**SHORT PROBLEM**
Provide nothing beyond the count of lines that include the string "have".

Excerpts from a figure dataset:
● ● ● ● ● ● ●

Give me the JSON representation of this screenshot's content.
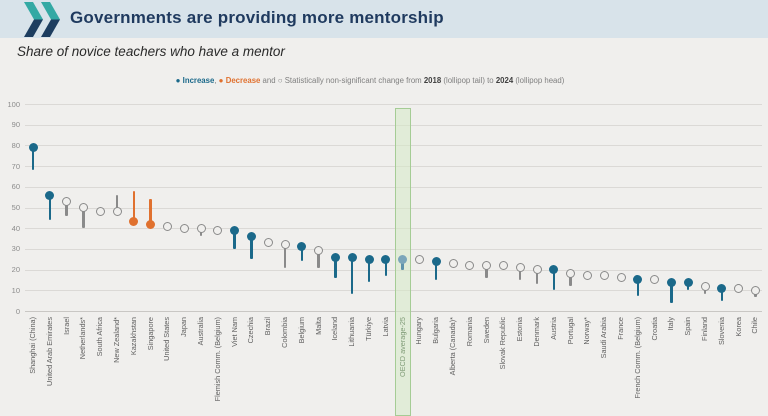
{
  "header": {
    "title": "Governments are providing more mentorship"
  },
  "subtitle": "Share of novice teachers who have a mentor",
  "legend": {
    "marker_filled": "●",
    "marker_open": "○",
    "increase_label": "Increase",
    "sep1": ", ",
    "decrease_label": "Decrease",
    "and_text": " and ",
    "nonsig_text": " Statistically non-significant change from ",
    "year_start": "2018",
    "tail_text": " (lollipop tail) to ",
    "year_end": "2024",
    "head_text": " (lollipop head)"
  },
  "colors": {
    "increase": "#1b698a",
    "decrease": "#e0712f",
    "nonsignificant": "#8a8a8a",
    "oecd_head": "#7ba6ba",
    "oecd_stem": "#5f93ab",
    "band_fill": "#e7f2df",
    "band_border": "#a5cc95",
    "header_bg": "#d8e3ea",
    "title_text": "#1f3a5f",
    "logo_teal": "#33a9a4",
    "logo_navy": "#1d3d5f",
    "background": "#f0efed"
  },
  "chart_data": {
    "type": "lollipop",
    "title": "Governments are providing more mentorship",
    "subtitle": "Share of novice teachers who have a mentor",
    "ylabel": "",
    "ylim": [
      0,
      100
    ],
    "ytick_step": 10,
    "grid": true,
    "year_tail": 2018,
    "year_head": 2024,
    "highlight_category": "OECD average-25",
    "series": [
      {
        "label": "Shanghai (China)",
        "y2024": 79,
        "y2018": 68,
        "change": "increase"
      },
      {
        "label": "United Arab Emirates",
        "y2024": 56,
        "y2018": 44,
        "change": "increase"
      },
      {
        "label": "Israel",
        "y2024": 53,
        "y2018": 46,
        "change": "nonsig"
      },
      {
        "label": "Netherlands*",
        "y2024": 50,
        "y2018": 40,
        "change": "nonsig"
      },
      {
        "label": "South Africa",
        "y2024": 48,
        "y2018": 48,
        "change": "nonsig"
      },
      {
        "label": "New Zealand*",
        "y2024": 48,
        "y2018": 56,
        "change": "nonsig"
      },
      {
        "label": "Kazakhstan",
        "y2024": 43,
        "y2018": 58,
        "change": "decrease"
      },
      {
        "label": "Singapore",
        "y2024": 42,
        "y2018": 54,
        "change": "decrease"
      },
      {
        "label": "United States",
        "y2024": 41,
        "y2018": 41,
        "change": "nonsig"
      },
      {
        "label": "Japan",
        "y2024": 40,
        "y2018": 40,
        "change": "nonsig"
      },
      {
        "label": "Australia",
        "y2024": 40,
        "y2018": 36,
        "change": "nonsig"
      },
      {
        "label": "Flemish Comm. (Belgium)",
        "y2024": 39,
        "y2018": 39,
        "change": "nonsig"
      },
      {
        "label": "Viet Nam",
        "y2024": 39,
        "y2018": 30,
        "change": "increase"
      },
      {
        "label": "Czechia",
        "y2024": 36,
        "y2018": 25,
        "change": "increase"
      },
      {
        "label": "Brazil",
        "y2024": 33,
        "y2018": 33,
        "change": "nonsig"
      },
      {
        "label": "Colombia",
        "y2024": 32,
        "y2018": 21,
        "change": "nonsig"
      },
      {
        "label": "Belgium",
        "y2024": 31,
        "y2018": 24,
        "change": "increase"
      },
      {
        "label": "Malta",
        "y2024": 29,
        "y2018": 21,
        "change": "nonsig"
      },
      {
        "label": "Iceland",
        "y2024": 26,
        "y2018": 16,
        "change": "increase"
      },
      {
        "label": "Lithuania",
        "y2024": 26,
        "y2018": 8,
        "change": "increase"
      },
      {
        "label": "Türkiye",
        "y2024": 25,
        "y2018": 14,
        "change": "increase"
      },
      {
        "label": "Latvia",
        "y2024": 25,
        "y2018": 17,
        "change": "increase"
      },
      {
        "label": "OECD average-25",
        "y2024": 25,
        "y2018": 20,
        "change": "average"
      },
      {
        "label": "Hungary",
        "y2024": 25,
        "y2018": 25,
        "change": "nonsig"
      },
      {
        "label": "Bulgaria",
        "y2024": 24,
        "y2018": 15,
        "change": "increase"
      },
      {
        "label": "Alberta (Canada)*",
        "y2024": 23,
        "y2018": 23,
        "change": "nonsig"
      },
      {
        "label": "Romania",
        "y2024": 22,
        "y2018": 22,
        "change": "nonsig"
      },
      {
        "label": "Sweden",
        "y2024": 22,
        "y2018": 16,
        "change": "nonsig"
      },
      {
        "label": "Slovak Republic",
        "y2024": 22,
        "y2018": 22,
        "change": "nonsig"
      },
      {
        "label": "Estonia",
        "y2024": 21,
        "y2018": 15,
        "change": "nonsig"
      },
      {
        "label": "Denmark",
        "y2024": 20,
        "y2018": 13,
        "change": "nonsig"
      },
      {
        "label": "Austria",
        "y2024": 20,
        "y2018": 10,
        "change": "increase"
      },
      {
        "label": "Portugal",
        "y2024": 18,
        "y2018": 12,
        "change": "nonsig"
      },
      {
        "label": "Norway*",
        "y2024": 17,
        "y2018": 17,
        "change": "nonsig"
      },
      {
        "label": "Saudi Arabia",
        "y2024": 17,
        "y2018": 17,
        "change": "nonsig"
      },
      {
        "label": "France",
        "y2024": 16,
        "y2018": 16,
        "change": "nonsig"
      },
      {
        "label": "French Comm. (Belgium)",
        "y2024": 15,
        "y2018": 7,
        "change": "increase"
      },
      {
        "label": "Croatia",
        "y2024": 15,
        "y2018": 15,
        "change": "nonsig"
      },
      {
        "label": "Italy",
        "y2024": 14,
        "y2018": 4,
        "change": "increase"
      },
      {
        "label": "Spain",
        "y2024": 14,
        "y2018": 10,
        "change": "increase"
      },
      {
        "label": "Finland",
        "y2024": 12,
        "y2018": 8,
        "change": "nonsig"
      },
      {
        "label": "Slovenia",
        "y2024": 11,
        "y2018": 5,
        "change": "increase"
      },
      {
        "label": "Korea",
        "y2024": 11,
        "y2018": 13,
        "change": "nonsig"
      },
      {
        "label": "Chile",
        "y2024": 10,
        "y2018": 7,
        "change": "nonsig"
      }
    ]
  }
}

● ● ● ● ● ● ●

**SOLUTION FOR THIS EXERCISE**
2